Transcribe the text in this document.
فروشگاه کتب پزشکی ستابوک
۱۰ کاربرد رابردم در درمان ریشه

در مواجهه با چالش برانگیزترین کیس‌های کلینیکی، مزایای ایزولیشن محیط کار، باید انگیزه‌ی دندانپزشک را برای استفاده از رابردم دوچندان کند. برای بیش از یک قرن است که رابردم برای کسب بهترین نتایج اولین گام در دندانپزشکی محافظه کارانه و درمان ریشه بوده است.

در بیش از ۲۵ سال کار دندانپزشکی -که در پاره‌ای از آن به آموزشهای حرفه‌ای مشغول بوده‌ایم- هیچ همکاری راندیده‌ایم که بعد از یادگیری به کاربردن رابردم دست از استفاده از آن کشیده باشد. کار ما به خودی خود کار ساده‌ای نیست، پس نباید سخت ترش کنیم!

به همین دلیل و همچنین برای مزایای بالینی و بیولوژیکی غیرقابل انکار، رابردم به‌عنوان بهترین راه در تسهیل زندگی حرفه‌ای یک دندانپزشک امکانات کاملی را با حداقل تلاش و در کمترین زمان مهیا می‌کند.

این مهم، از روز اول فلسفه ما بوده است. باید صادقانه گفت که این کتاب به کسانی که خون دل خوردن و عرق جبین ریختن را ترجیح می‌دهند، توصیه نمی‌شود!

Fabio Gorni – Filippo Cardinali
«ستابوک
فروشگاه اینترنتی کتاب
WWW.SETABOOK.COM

= = = =

# WHAT THE EXERCISE ASKS:
Nothing may be left out: return each entry exactly as it reads.

# RESULT OF THIS EXERCISE:
Transcribe the text in this document.
فروشگاه کتب پزشکی ستابوک
۱۰ کاربرد رابردم در درمان ریشه

در مواجهه با چالش برانگیزترین کیس‌های کلینیکی، مزایای ایزولیشن محیط کار، باید انگیزه‌ی دندانپزشک را برای استفاده از رابردم دوچندان کند. برای بیش از یک قرن است که رابردم برای کسب بهترین نتایج اولین گام در دندانپزشکی محافظه کارانه و درمان ریشه بوده است.

در بیش از ۲۵ سال کار دندانپزشکی -که در پاره‌ای از آن به آموزشهای حرفه‌ای مشغول بوده‌ایم- هیچ همکاری راندیده‌ایم که بعد از یادگیری به کاربردن رابردم دست از استفاده از آن کشیده باشد. کار ما به خودی خود کار ساده‌ای نیست، پس نباید سخت ترش کنیم!

به همین دلیل و همچنین برای مزایای بالینی و بیولوژیکی غیرقابل انکار، رابردم به‌عنوان بهترین راه در تسهیل زندگی حرفه‌ای یک دندانپزشک امکانات کاملی را با حداقل تلاش و در کمترین زمان مهیا می‌کند.

این مهم، از روز اول فلسفه ما بوده است. باید صادقانه گفت که این کتاب به کسانی که خون دل خوردن و عرق جبین ریختن را ترجیح می‌دهند، توصیه نمی‌شود!

Fabio Gorni – Filippo Cardinali
«ستابوک
فروشگاه اینترنتی کتاب
WWW.SETABOOK.COM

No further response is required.